(Request 1) According to the news report on the two Afghan men released from Oman, in what year were they moved out of Guantanamo?
(Request 2) Reproduce the news report on the two Afghan former Guantanamo prisoners from "Abdul Zahir Saber" up to and including "Monday, Qani said.", with no changes.
(Request 3) Write what comes next in the news report on the two Afghan former Guantanamo prisoners, starting right after its last sentence.

(Text excerpt)
══════
Two Afghan prisoners who were held in U.S. custody for at least 14 years at the Guantanamo Bay detention center after 2002 were released from house arrest in Oman, a Taliban spokesman said Sunday.
Abdul Zahir Saber and Abdul Karim were released as a result of the efforts made by the Islamic Emirate of Afghanistan, Taliban interior ministry spokesman Abdul Mateen Qani said.
Senior Taliban officials posted photographs of Saber and Karim on social media with messages of congratulations. An official welcome ceremony is being organized in the capital, Kabul, for their return on Monday, Qani said.
The two men were held in Guantanamo until 2017, when they were transferred to the Gulf kingdom of Oman, where they spent the next seven years under house arrest, forbidden to travel.
The United States opened the detention center at Guantanamo Bay, in Cuba, under President George W. Bush in January 2002 after the 9/11 terrorist attacks and the invasion of Afghanistan to capture al-Qaida leader Osama bin Laden. It was intended at the time to hold and interrogate those suspected of having links to al-Qaida or the Taliban, who had sheltered bin Laden.
══════
(Material supplied)
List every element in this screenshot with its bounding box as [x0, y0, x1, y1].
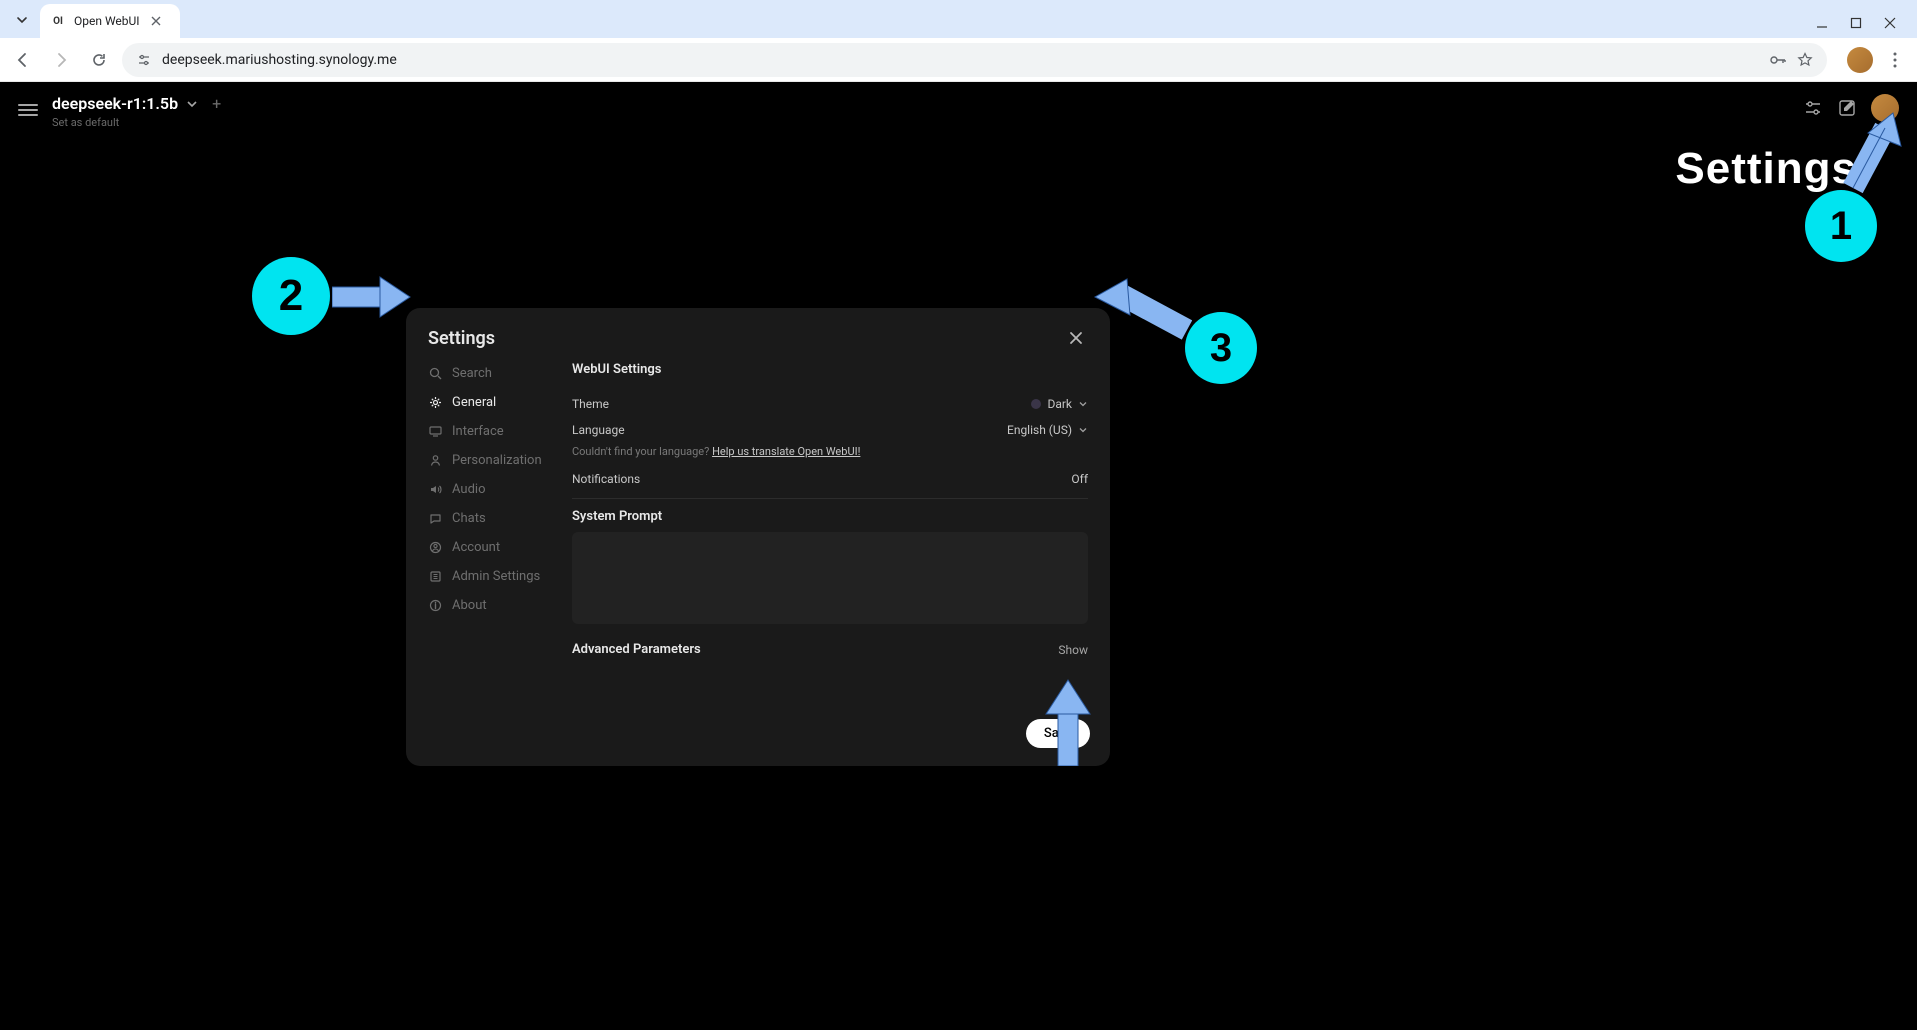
sidebar-toggle-icon[interactable] [18, 100, 38, 120]
model-selector: deepseek-r1:1.5b + Set as default [52, 94, 221, 129]
annotation-badge-3: 3 [1185, 312, 1257, 384]
close-icon[interactable] [1064, 326, 1088, 350]
nav-item-account[interactable]: Account [428, 538, 552, 557]
settings-nav: Search General Interface Personalization… [428, 360, 552, 705]
language-hint: Couldn't find your language? Help us tra… [572, 445, 1088, 458]
speaker-icon [428, 482, 443, 497]
tab-favicon-icon: OI [50, 13, 66, 29]
nav-label: Chats [452, 511, 486, 526]
window-controls [1815, 16, 1909, 38]
advanced-row: Advanced Parameters Show [572, 642, 1088, 657]
controls-icon[interactable] [1803, 98, 1823, 118]
browser-tab-strip: OI Open WebUI [0, 0, 1917, 38]
url-text: deepseek.mariushosting.synology.me [162, 52, 397, 68]
nav-label: Interface [452, 424, 504, 439]
chevron-down-icon [1078, 425, 1088, 435]
theme-selector[interactable]: Dark [1031, 397, 1088, 411]
notifications-value: Off [1071, 472, 1088, 486]
annotation-badge-2: 2 [252, 257, 330, 335]
nav-item-interface[interactable]: Interface [428, 422, 552, 441]
language-selector[interactable]: English (US) [1007, 423, 1088, 437]
setting-theme: Theme Dark [572, 391, 1088, 417]
section-title: WebUI Settings [572, 362, 1088, 377]
translate-link[interactable]: Help us translate Open WebUI! [712, 445, 860, 458]
nav-label: Account [452, 540, 500, 555]
person-icon [428, 453, 443, 468]
annotation-arrow-3 [1092, 275, 1192, 345]
back-button[interactable] [8, 45, 38, 75]
advanced-label: Advanced Parameters [572, 642, 701, 657]
nav-label: Personalization [452, 453, 542, 468]
browser-tab[interactable]: OI Open WebUI [40, 4, 180, 38]
divider [572, 498, 1088, 499]
nav-label: Audio [452, 482, 485, 497]
nav-item-search[interactable]: Search [428, 364, 552, 383]
tab-search-button[interactable] [8, 6, 36, 34]
info-icon [428, 598, 443, 613]
setting-notifications: Notifications Off [572, 466, 1088, 492]
nav-item-admin[interactable]: Admin Settings [428, 567, 552, 586]
chat-icon [428, 511, 443, 526]
language-label: Language [572, 423, 625, 437]
nav-label: General [452, 395, 496, 410]
nav-label: Admin Settings [452, 569, 540, 584]
advanced-show-toggle[interactable]: Show [1058, 643, 1088, 657]
nav-item-personalization[interactable]: Personalization [428, 451, 552, 470]
modal-footer: Save [406, 705, 1110, 766]
nav-item-audio[interactable]: Audio [428, 480, 552, 499]
chrome-profile-avatar[interactable] [1847, 47, 1873, 73]
annotation-arrow-1 [1833, 108, 1903, 198]
nav-item-about[interactable]: About [428, 596, 552, 615]
add-model-icon[interactable]: + [212, 94, 221, 113]
setting-language: Language English (US) [572, 417, 1088, 443]
gear-icon [428, 395, 443, 410]
reload-button[interactable] [84, 45, 114, 75]
url-bar[interactable]: deepseek.mariushosting.synology.me [122, 43, 1827, 77]
annotation-arrow-save [1038, 676, 1098, 766]
app-root: deepseek-r1:1.5b + Set as default Settin… [0, 82, 1917, 1030]
chevron-down-icon[interactable] [186, 98, 198, 110]
annotation-badge-1: 1 [1805, 190, 1877, 262]
model-name[interactable]: deepseek-r1:1.5b [52, 94, 178, 113]
search-icon [428, 366, 443, 381]
account-icon [428, 540, 443, 555]
password-key-icon[interactable] [1769, 52, 1787, 68]
settings-content: WebUI Settings Theme Dark Language Engli… [552, 360, 1110, 705]
browser-toolbar: deepseek.mariushosting.synology.me [0, 38, 1917, 82]
url-actions [1769, 52, 1813, 68]
bookmark-star-icon[interactable] [1797, 52, 1813, 68]
app-header: deepseek-r1:1.5b + Set as default [0, 82, 1917, 141]
maximize-icon[interactable] [1849, 16, 1863, 30]
annotation-arrow-2 [332, 275, 412, 319]
nav-label: About [452, 598, 487, 613]
notifications-label: Notifications [572, 472, 640, 486]
chrome-menu-icon[interactable] [1881, 52, 1909, 68]
nav-item-general[interactable]: General [428, 393, 552, 412]
theme-label: Theme [572, 397, 609, 411]
minimize-icon[interactable] [1815, 16, 1829, 30]
nav-item-chats[interactable]: Chats [428, 509, 552, 528]
modal-title: Settings [428, 328, 495, 349]
monitor-icon [428, 424, 443, 439]
language-value: English (US) [1007, 423, 1072, 437]
forward-button[interactable] [46, 45, 76, 75]
tab-close-icon[interactable] [148, 13, 164, 29]
settings-modal: Settings Search General Interface [406, 308, 1110, 766]
chevron-down-icon [1078, 399, 1088, 409]
nav-label: Search [452, 366, 492, 381]
set-default-link[interactable]: Set as default [52, 116, 221, 129]
modal-body: Search General Interface Personalization… [406, 360, 1110, 705]
language-hint-text: Couldn't find your language? [572, 445, 712, 458]
admin-icon [428, 569, 443, 584]
system-prompt-label: System Prompt [572, 509, 1088, 524]
system-prompt-input[interactable] [572, 532, 1088, 624]
tab-title: Open WebUI [74, 14, 140, 28]
site-tune-icon[interactable] [136, 52, 152, 68]
theme-value: Dark [1047, 397, 1072, 411]
annotation-settings-label: Settings [1675, 144, 1857, 194]
window-close-icon[interactable] [1883, 16, 1897, 30]
modal-header: Settings [406, 308, 1110, 360]
notifications-toggle[interactable]: Off [1071, 472, 1088, 486]
theme-swatch-icon [1031, 399, 1041, 409]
══════
(Exercise answer 1) 2017

(Exercise answer 2)
Abdul Zahir Saber and Abdul Karim were released as a result of the efforts made by the Islamic Emirate of Afghanistan, Taliban interior ministry spokesman Abdul Mateen Qani said.
Senior Taliban officials posted photographs of Saber and Karim on social media with messages of congratulations. An official welcome ceremony is being organized in the capital, Kabul, for their return on Monday, Qani said.

(Exercise answer 3)
However, scores of suspects from multiple countries were later sent there and the detention center became notorious after reports emerged of detainees being humiliated and tortured.
Saber, who was originally from the province of Logar, was arrested by American forces on May 10, 2002, Qani said. In October that year, after four months in Bagram prison just outside Kabul, Saber was transferred to Guantanamo.
“As a result of the efforts of the Islamic Emirate of Afghanistan, after many years in prison and imposed restrictions will be removed, he will return to his homeland,” said Qani.
Karim, a resident of Tani district of Khost province, in the east, was arrested in Pakistan on Aug. 14, 2002. After a few months in prison there, he was handed over to American forces.
He was moved to Guantanamo in early 2003 and then to Oman in 2017.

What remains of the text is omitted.